**Extracted data:**
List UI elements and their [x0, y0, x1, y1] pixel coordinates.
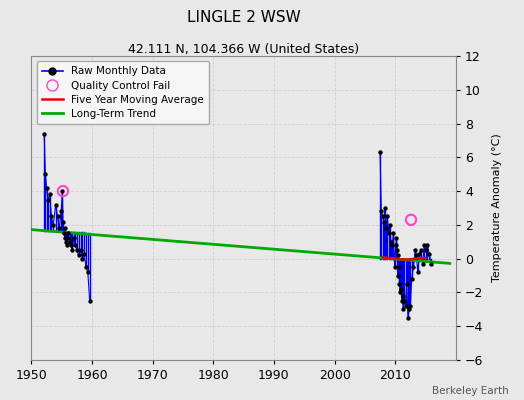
Point	[379, 218, 388, 225]
Point	[412, 252, 421, 258]
Point	[78, 256, 86, 262]
Point	[399, 306, 407, 312]
Point	[58, 188, 67, 194]
Point	[49, 222, 58, 228]
Point	[67, 242, 75, 248]
Point	[74, 252, 83, 258]
Point	[417, 247, 425, 254]
Point	[395, 281, 403, 287]
Point	[59, 218, 67, 225]
Point	[396, 289, 405, 296]
Point	[407, 217, 415, 223]
Point	[427, 260, 435, 267]
Point	[51, 202, 60, 208]
Point	[84, 269, 92, 275]
Text: Berkeley Earth: Berkeley Earth	[432, 386, 508, 396]
Point	[398, 298, 406, 304]
Point	[402, 281, 411, 287]
Point	[82, 264, 90, 270]
Point	[64, 235, 73, 242]
Point	[66, 238, 74, 245]
Point	[378, 213, 387, 220]
Point	[397, 286, 405, 292]
Point	[387, 238, 395, 245]
Point	[409, 264, 418, 270]
Point	[386, 222, 394, 228]
Point	[398, 293, 407, 299]
Point	[53, 213, 62, 220]
Point	[406, 303, 414, 309]
Point	[388, 242, 396, 248]
Point	[70, 235, 78, 242]
Point	[392, 235, 401, 242]
Point	[377, 208, 386, 214]
Point	[61, 225, 70, 232]
Point	[85, 298, 94, 304]
Point	[421, 247, 430, 254]
Title: 42.111 N, 104.366 W (United States): 42.111 N, 104.366 W (United States)	[128, 43, 359, 56]
Point	[47, 213, 56, 220]
Point	[400, 298, 409, 304]
Point	[390, 264, 399, 270]
Point	[77, 247, 85, 254]
Point	[385, 230, 393, 236]
Point	[381, 205, 389, 211]
Point	[382, 225, 390, 232]
Point	[394, 252, 402, 258]
Point	[376, 149, 384, 156]
Point	[59, 188, 67, 194]
Point	[411, 247, 419, 254]
Text: LINGLE 2 WSW: LINGLE 2 WSW	[187, 10, 301, 26]
Point	[60, 230, 68, 236]
Point	[80, 250, 89, 257]
Point	[40, 130, 48, 137]
Point	[413, 269, 422, 275]
Point	[68, 247, 77, 254]
Point	[62, 242, 71, 248]
Point	[61, 235, 69, 242]
Point	[391, 242, 400, 248]
Point	[401, 303, 410, 309]
Point	[73, 247, 81, 254]
Point	[420, 242, 429, 248]
Point	[42, 184, 51, 191]
Legend: Raw Monthly Data, Quality Control Fail, Five Year Moving Average, Long-Term Tren: Raw Monthly Data, Quality Control Fail, …	[37, 61, 209, 124]
Point	[393, 247, 401, 254]
Point	[62, 238, 70, 245]
Point	[63, 230, 72, 236]
Point	[394, 272, 402, 279]
Point	[395, 264, 403, 270]
Point	[404, 314, 412, 321]
Point	[389, 230, 398, 236]
Point	[418, 260, 427, 267]
Point	[423, 242, 432, 248]
Point	[408, 276, 416, 282]
Point	[383, 213, 391, 220]
Point	[405, 306, 413, 312]
Point	[57, 208, 66, 214]
Y-axis label: Temperature Anomaly (°C): Temperature Anomaly (°C)	[492, 134, 501, 282]
Point	[425, 250, 433, 257]
Point	[71, 242, 79, 248]
Point	[41, 171, 50, 178]
Point	[43, 196, 52, 203]
Point	[46, 191, 54, 198]
Point	[55, 225, 63, 232]
Point	[416, 250, 424, 257]
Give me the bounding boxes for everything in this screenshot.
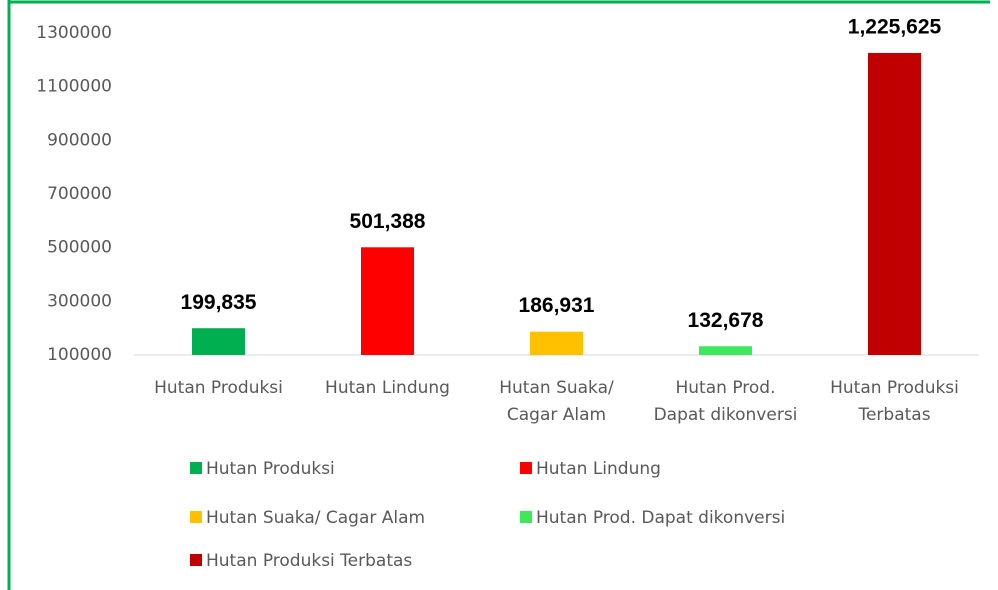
- legend-swatch: [520, 462, 532, 474]
- legend-label: Hutan Suaka/ Cagar Alam: [206, 508, 425, 528]
- y-tick-label: 1300000: [36, 23, 112, 43]
- value-label: 501,388: [350, 210, 426, 233]
- legend-label: Hutan Produksi Terbatas: [206, 551, 412, 571]
- bar: [192, 328, 245, 355]
- x-tick-label: Hutan Produksi: [154, 378, 283, 398]
- value-label: 199,835: [181, 291, 257, 314]
- y-tick-label: 700000: [47, 184, 112, 204]
- legend-label: Hutan Prod. Dapat dikonversi: [536, 508, 785, 528]
- x-tick-label: Hutan Produksi Terbatas: [830, 378, 959, 425]
- bar: [530, 331, 583, 355]
- y-tick-label: 500000: [47, 238, 112, 258]
- bar: [699, 346, 752, 355]
- legend-swatch: [190, 554, 202, 566]
- x-tick-label: Hutan Suaka/ Cagar Alam: [499, 378, 614, 425]
- x-tick-label: Hutan Lindung: [325, 378, 450, 398]
- legend-swatch: [190, 462, 202, 474]
- legend-swatch: [190, 511, 202, 523]
- x-tick-label: Hutan Prod. Dapat dikonversi: [653, 378, 798, 425]
- bar: [361, 247, 414, 355]
- value-label: 1,225,625: [848, 16, 942, 39]
- legend-label: Hutan Produksi: [206, 459, 335, 479]
- legend-swatch: [520, 511, 532, 523]
- y-tick-label: 100000: [47, 345, 112, 365]
- legend-label: Hutan Lindung: [536, 459, 661, 479]
- y-tick-label: 1100000: [36, 77, 112, 97]
- y-tick-label: 300000: [47, 291, 112, 311]
- value-label: 132,678: [688, 309, 764, 332]
- value-label: 186,931: [519, 294, 595, 317]
- bar: [868, 52, 921, 356]
- y-tick-label: 900000: [47, 130, 112, 150]
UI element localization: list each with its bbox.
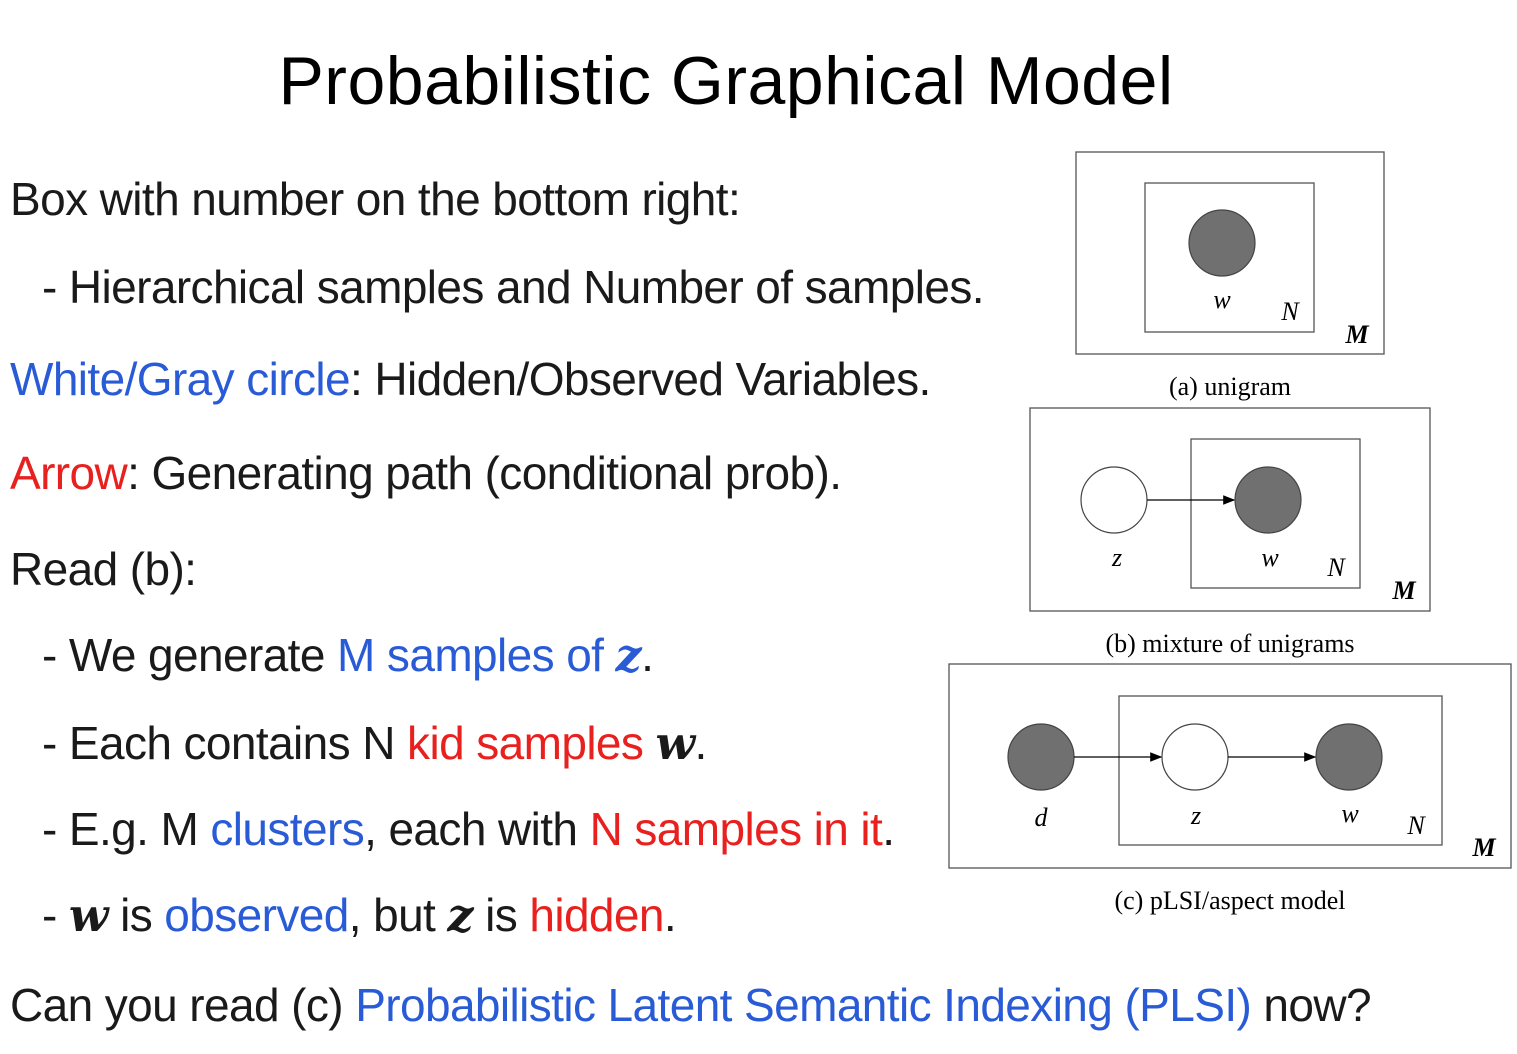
slide-title: Probabilistic Graphical Model bbox=[278, 43, 1174, 119]
arrow-term: Arrow bbox=[10, 447, 128, 499]
plsi-term: Probabilistic Latent Semantic Indexing (… bbox=[355, 979, 1252, 1031]
box-desc: with number on the bottom right: bbox=[87, 173, 741, 225]
observed-text: observed bbox=[164, 889, 349, 941]
bullet-circle: White/Gray circle: Hidden/Observed Varia… bbox=[10, 352, 931, 406]
node-z-hidden bbox=[1080, 466, 1148, 534]
generate-text: - We generate bbox=[42, 629, 338, 681]
box-term: Box bbox=[10, 173, 88, 225]
bullet-arrow: Arrow: Generating path (conditional prob… bbox=[10, 446, 842, 500]
node-w-observed bbox=[1315, 723, 1383, 791]
node-d-observed bbox=[1007, 723, 1075, 791]
bullet-each: - Each contains N kid samples w. bbox=[42, 716, 707, 770]
n-samples-text: N samples in it bbox=[589, 803, 883, 855]
caption-b: (b) mixture of unigrams bbox=[1105, 629, 1354, 658]
label-m: M bbox=[1344, 320, 1369, 349]
label-w: w bbox=[1213, 285, 1231, 314]
label-n: N bbox=[1326, 553, 1346, 582]
plate-n bbox=[1144, 182, 1315, 333]
node-w-observed bbox=[1188, 209, 1256, 277]
label-n: N bbox=[1280, 297, 1300, 326]
each-text: - Each contains N bbox=[42, 717, 408, 769]
label-z: z bbox=[1190, 801, 1201, 830]
m-samples-text: M samples of bbox=[337, 629, 616, 681]
label-w: w bbox=[1341, 799, 1359, 828]
question-line: Can you read (c) Probabilistic Latent Se… bbox=[10, 978, 1372, 1032]
bullet-box: Box with number on the bottom right: bbox=[10, 172, 741, 226]
bullet-read-b: Read (b): bbox=[10, 542, 197, 596]
node-z-hidden bbox=[1161, 723, 1229, 791]
node-w-observed bbox=[1234, 466, 1302, 534]
period: . bbox=[663, 889, 677, 941]
plate-m bbox=[948, 663, 1512, 869]
circle-desc: : Hidden/Observed Variables. bbox=[349, 353, 931, 405]
period: . bbox=[694, 717, 708, 769]
arrow-desc: : Generating path (conditional prob). bbox=[127, 447, 842, 499]
question-start: Can you read (c) bbox=[10, 979, 356, 1031]
plate-n bbox=[1190, 438, 1361, 589]
each-with-text: , each with bbox=[364, 803, 590, 855]
clusters-text: clusters bbox=[210, 803, 365, 855]
period: . bbox=[641, 629, 654, 681]
z-var: z bbox=[447, 888, 473, 942]
white-gray-term: White/Gray bbox=[10, 353, 247, 405]
figure-b-mixture: z w N M (b) mixture of unigrams bbox=[1029, 407, 1431, 658]
label-n: N bbox=[1406, 811, 1426, 840]
circle-term: circle bbox=[246, 353, 350, 405]
eg-text: - E.g. M bbox=[42, 803, 211, 855]
label-z: z bbox=[1111, 543, 1122, 572]
plate-m bbox=[1029, 407, 1431, 612]
bullet-example: - E.g. M clusters, each with N samples i… bbox=[42, 802, 895, 856]
is-text: is bbox=[472, 889, 530, 941]
dash: - bbox=[42, 889, 69, 941]
w-var: w bbox=[68, 888, 109, 942]
read-b-text: Read (b): bbox=[10, 543, 197, 595]
w-var: w bbox=[655, 716, 696, 770]
hidden-text: hidden bbox=[529, 889, 664, 941]
period: . bbox=[882, 803, 895, 855]
plate-n bbox=[1118, 695, 1443, 846]
figure-a-unigram: w N M (a) unigram bbox=[1075, 151, 1385, 401]
bullet-observed: - w is observed, but z is hidden. bbox=[42, 888, 677, 942]
bullet-generate: - We generate M samples of z. bbox=[42, 628, 654, 682]
hierarchical-text: - Hierarchical samples and Number of sam… bbox=[42, 261, 985, 313]
z-var: z bbox=[615, 628, 642, 682]
plate-m bbox=[1075, 151, 1385, 355]
kid-samples-text: kid samples bbox=[407, 717, 656, 769]
label-w: w bbox=[1261, 543, 1279, 572]
question-end: now? bbox=[1251, 979, 1371, 1031]
caption-c: (c) pLSI/aspect model bbox=[1114, 886, 1345, 915]
bullet-hierarchical: - Hierarchical samples and Number of sam… bbox=[42, 260, 985, 314]
is-text: is bbox=[107, 889, 165, 941]
figure-c-plsi: d z w N M (c) pLSI/aspect model bbox=[948, 663, 1512, 915]
caption-a: (a) unigram bbox=[1169, 372, 1291, 401]
label-m: M bbox=[1471, 833, 1496, 862]
but-text: , but bbox=[348, 889, 448, 941]
label-d: d bbox=[1035, 803, 1049, 832]
label-m: M bbox=[1391, 576, 1416, 605]
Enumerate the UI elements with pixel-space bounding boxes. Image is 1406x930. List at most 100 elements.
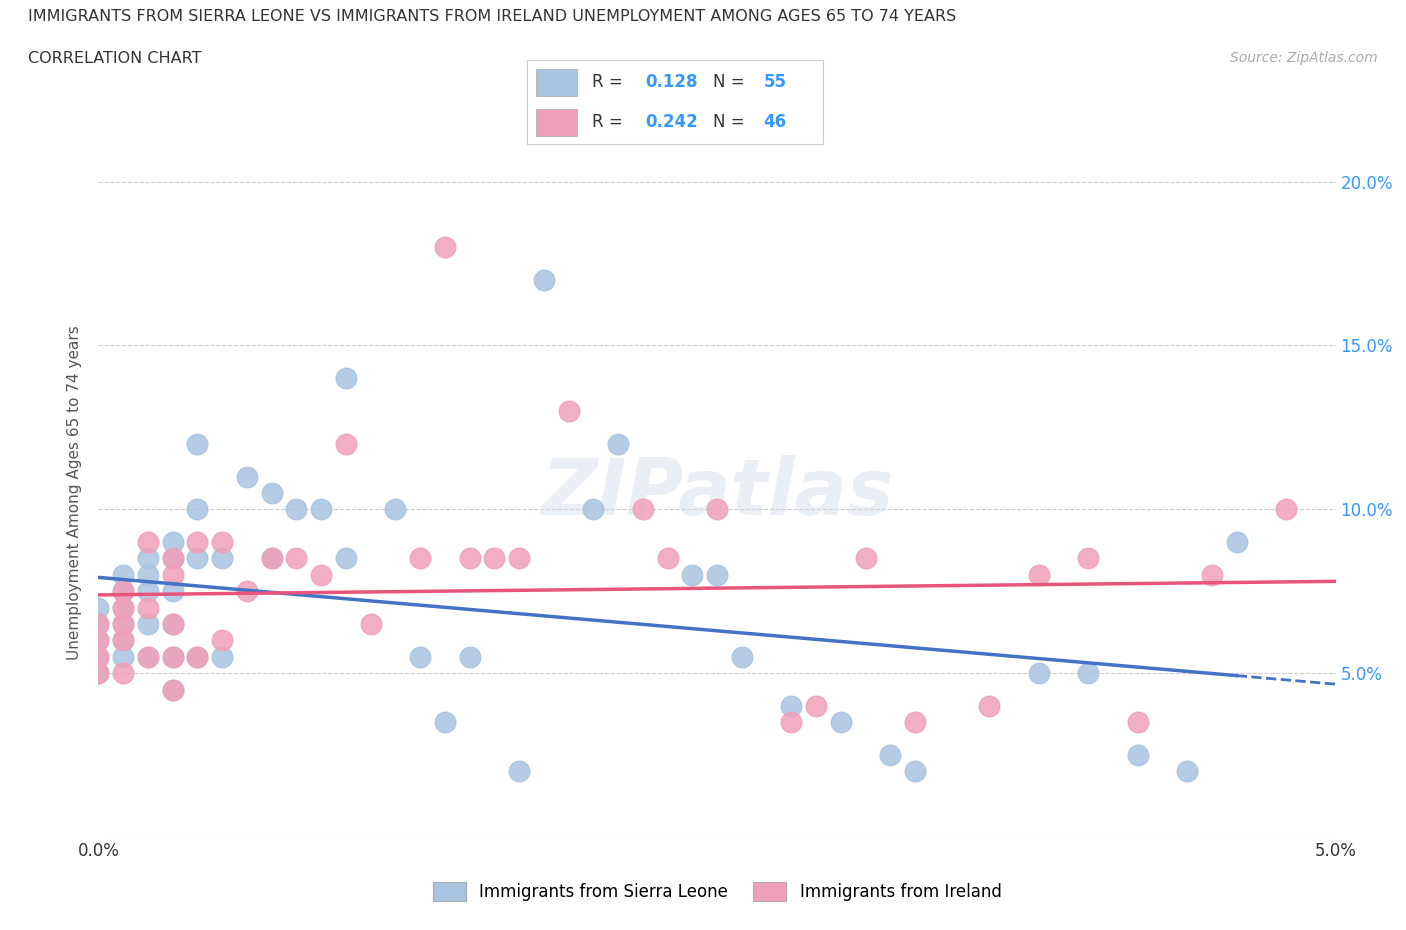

**What to work on:** Give everything from "- legend-swatch: [520, 462, 532, 474]" down to "- y-tick-label: 100000: [47, 345, 112, 365]" again with every "legend-swatch" changed to "legend-marker", leaving all else unchanged.

**Finished exercise:**
- legend-marker: [520, 462, 532, 474]
- legend-label: Hutan Suaka/ Cagar Alam: [206, 508, 425, 528]
- y-tick-label: 1300000: [36, 23, 112, 43]
- value-label: 501,388: [350, 210, 426, 233]
- legend-label: Hutan Produksi Terbatas: [206, 551, 412, 571]
- bar: [192, 328, 245, 355]
- x-tick-label: Hutan Produksi: [154, 378, 283, 398]
- value-label: 199,835: [181, 291, 257, 314]
- y-tick-label: 700000: [47, 184, 112, 204]
- legend-label: Hutan Prod. Dapat dikonversi: [536, 508, 785, 528]
- x-tick-label: Hutan Produksi Terbatas: [830, 378, 959, 425]
- bar: [530, 331, 583, 355]
- y-tick-label: 500000: [47, 238, 112, 258]
- bar: [699, 346, 752, 355]
- legend-marker: [190, 554, 202, 566]
- x-tick-label: Hutan Suaka/ Cagar Alam: [499, 378, 614, 425]
- x-tick-label: Hutan Lindung: [325, 378, 450, 398]
- legend-marker: [190, 462, 202, 474]
- legend-marker: [190, 511, 202, 523]
- x-tick-label: Hutan Prod. Dapat dikonversi: [653, 378, 798, 425]
- bar: [361, 247, 414, 355]
- value-label: 1,225,625: [848, 16, 942, 39]
- legend-label: Hutan Produksi: [206, 459, 335, 479]
- legend-marker: [520, 511, 532, 523]
- y-tick-label: 100000: [47, 345, 112, 365]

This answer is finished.